Records that describe figures:
* * * * *

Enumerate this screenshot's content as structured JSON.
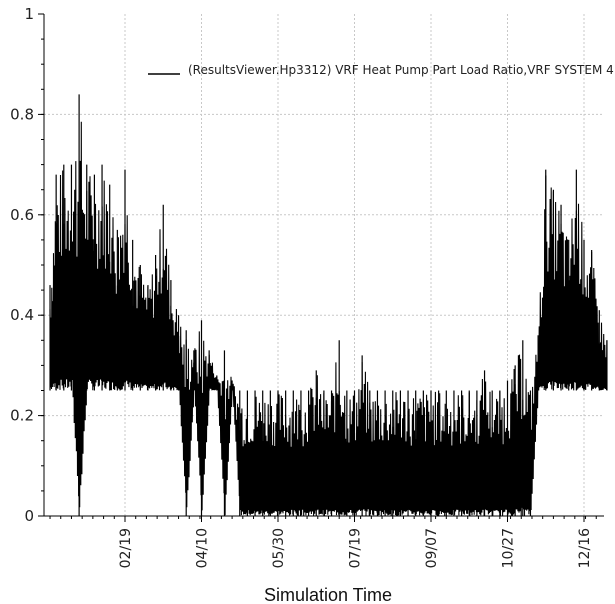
{
  "chart_data": {
    "type": "line",
    "title": "",
    "xlabel": "Simulation Time",
    "ylabel": "",
    "ylim": [
      0,
      1
    ],
    "yticks": [
      "0",
      "0.2",
      "0.4",
      "0.6",
      "0.8",
      "1"
    ],
    "xticks": [
      "02/19",
      "04/10",
      "05/30",
      "07/19",
      "09/07",
      "10/27",
      "12/16"
    ],
    "grid": true,
    "legend_position": "top-right",
    "series": [
      {
        "name": "(ResultsViewer.Hp3312) VRF Heat Pump Part Load Ratio,VRF SYSTEM 4",
        "color": "#000000",
        "x": [
          "01/01",
          "01/05",
          "01/10",
          "01/15",
          "01/20",
          "01/25",
          "01/30",
          "02/04",
          "02/09",
          "02/14",
          "02/19",
          "02/24",
          "03/01",
          "03/06",
          "03/11",
          "03/16",
          "03/21",
          "03/26",
          "03/31",
          "04/05",
          "04/10",
          "04/15",
          "04/20",
          "04/25",
          "04/30",
          "05/05",
          "05/10",
          "05/15",
          "05/20",
          "05/25",
          "05/30",
          "06/04",
          "06/09",
          "06/14",
          "06/19",
          "06/24",
          "06/29",
          "07/04",
          "07/09",
          "07/14",
          "07/19",
          "07/24",
          "07/29",
          "08/03",
          "08/08",
          "08/13",
          "08/18",
          "08/23",
          "08/28",
          "09/02",
          "09/07",
          "09/12",
          "09/17",
          "09/22",
          "09/27",
          "10/02",
          "10/07",
          "10/12",
          "10/17",
          "10/22",
          "10/27",
          "11/01",
          "11/06",
          "11/11",
          "11/16",
          "11/21",
          "11/26",
          "12/01",
          "12/06",
          "12/11",
          "12/16",
          "12/21",
          "12/26",
          "12/31"
        ],
        "high": [
          0.46,
          0.68,
          0.7,
          0.7,
          0.84,
          0.7,
          0.68,
          0.7,
          0.66,
          0.57,
          0.69,
          0.55,
          0.5,
          0.46,
          0.52,
          0.62,
          0.47,
          0.4,
          0.37,
          0.33,
          0.39,
          0.33,
          0.28,
          0.33,
          0.27,
          0.25,
          0.25,
          0.25,
          0.25,
          0.25,
          0.25,
          0.25,
          0.25,
          0.25,
          0.25,
          0.29,
          0.25,
          0.25,
          0.35,
          0.25,
          0.25,
          0.32,
          0.25,
          0.25,
          0.25,
          0.25,
          0.25,
          0.25,
          0.25,
          0.25,
          0.25,
          0.25,
          0.25,
          0.25,
          0.25,
          0.25,
          0.25,
          0.29,
          0.25,
          0.25,
          0.27,
          0.3,
          0.35,
          0.25,
          0.36,
          0.69,
          0.65,
          0.62,
          0.55,
          0.69,
          0.55,
          0.53,
          0.41,
          0.35
        ],
        "low": [
          0.25,
          0.25,
          0.25,
          0.25,
          0.0,
          0.25,
          0.25,
          0.25,
          0.25,
          0.25,
          0.25,
          0.25,
          0.25,
          0.25,
          0.25,
          0.25,
          0.25,
          0.25,
          0.0,
          0.25,
          0.0,
          0.25,
          0.25,
          0.0,
          0.25,
          0.0,
          0.0,
          0.0,
          0.0,
          0.0,
          0.0,
          0.0,
          0.0,
          0.0,
          0.0,
          0.0,
          0.0,
          0.0,
          0.0,
          0.0,
          0.0,
          0.0,
          0.0,
          0.0,
          0.0,
          0.0,
          0.0,
          0.0,
          0.0,
          0.0,
          0.0,
          0.0,
          0.0,
          0.0,
          0.0,
          0.0,
          0.0,
          0.0,
          0.0,
          0.0,
          0.0,
          0.0,
          0.0,
          0.0,
          0.25,
          0.25,
          0.25,
          0.25,
          0.25,
          0.25,
          0.25,
          0.25,
          0.25,
          0.25
        ]
      }
    ]
  }
}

* * * * *

## SHORT EXERCISE
Omit all pictures while transcribing the entries verbatim.

## RESPONSE TO THE TASK
Enumerate this screenshot's content as structured JSON.
{
  "chart_data": {
    "type": "line",
    "title": "",
    "xlabel": "Simulation Time",
    "ylabel": "",
    "ylim": [
      0,
      1
    ],
    "yticks": [
      "0",
      "0.2",
      "0.4",
      "0.6",
      "0.8",
      "1"
    ],
    "xticks": [
      "02/19",
      "04/10",
      "05/30",
      "07/19",
      "09/07",
      "10/27",
      "12/16"
    ],
    "grid": true,
    "legend_position": "top-right",
    "series": [
      {
        "name": "(ResultsViewer.Hp3312) VRF Heat Pump Part Load Ratio,VRF SYSTEM 4",
        "color": "#000000",
        "x": [
          "01/01",
          "01/05",
          "01/10",
          "01/15",
          "01/20",
          "01/25",
          "01/30",
          "02/04",
          "02/09",
          "02/14",
          "02/19",
          "02/24",
          "03/01",
          "03/06",
          "03/11",
          "03/16",
          "03/21",
          "03/26",
          "03/31",
          "04/05",
          "04/10",
          "04/15",
          "04/20",
          "04/25",
          "04/30",
          "05/05",
          "05/10",
          "05/15",
          "05/20",
          "05/25",
          "05/30",
          "06/04",
          "06/09",
          "06/14",
          "06/19",
          "06/24",
          "06/29",
          "07/04",
          "07/09",
          "07/14",
          "07/19",
          "07/24",
          "07/29",
          "08/03",
          "08/08",
          "08/13",
          "08/18",
          "08/23",
          "08/28",
          "09/02",
          "09/07",
          "09/12",
          "09/17",
          "09/22",
          "09/27",
          "10/02",
          "10/07",
          "10/12",
          "10/17",
          "10/22",
          "10/27",
          "11/01",
          "11/06",
          "11/11",
          "11/16",
          "11/21",
          "11/26",
          "12/01",
          "12/06",
          "12/11",
          "12/16",
          "12/21",
          "12/26",
          "12/31"
        ],
        "high": [
          0.46,
          0.68,
          0.7,
          0.7,
          0.84,
          0.7,
          0.68,
          0.7,
          0.66,
          0.57,
          0.69,
          0.55,
          0.5,
          0.46,
          0.52,
          0.62,
          0.47,
          0.4,
          0.37,
          0.33,
          0.39,
          0.33,
          0.28,
          0.33,
          0.27,
          0.25,
          0.25,
          0.25,
          0.25,
          0.25,
          0.25,
          0.25,
          0.25,
          0.25,
          0.25,
          0.29,
          0.25,
          0.25,
          0.35,
          0.25,
          0.25,
          0.32,
          0.25,
          0.25,
          0.25,
          0.25,
          0.25,
          0.25,
          0.25,
          0.25,
          0.25,
          0.25,
          0.25,
          0.25,
          0.25,
          0.25,
          0.25,
          0.29,
          0.25,
          0.25,
          0.27,
          0.3,
          0.35,
          0.25,
          0.36,
          0.69,
          0.65,
          0.62,
          0.55,
          0.69,
          0.55,
          0.53,
          0.41,
          0.35
        ],
        "low": [
          0.25,
          0.25,
          0.25,
          0.25,
          0.0,
          0.25,
          0.25,
          0.25,
          0.25,
          0.25,
          0.25,
          0.25,
          0.25,
          0.25,
          0.25,
          0.25,
          0.25,
          0.25,
          0.0,
          0.25,
          0.0,
          0.25,
          0.25,
          0.0,
          0.25,
          0.0,
          0.0,
          0.0,
          0.0,
          0.0,
          0.0,
          0.0,
          0.0,
          0.0,
          0.0,
          0.0,
          0.0,
          0.0,
          0.0,
          0.0,
          0.0,
          0.0,
          0.0,
          0.0,
          0.0,
          0.0,
          0.0,
          0.0,
          0.0,
          0.0,
          0.0,
          0.0,
          0.0,
          0.0,
          0.0,
          0.0,
          0.0,
          0.0,
          0.0,
          0.0,
          0.0,
          0.0,
          0.0,
          0.0,
          0.25,
          0.25,
          0.25,
          0.25,
          0.25,
          0.25,
          0.25,
          0.25,
          0.25,
          0.25
        ]
      }
    ]
  }
}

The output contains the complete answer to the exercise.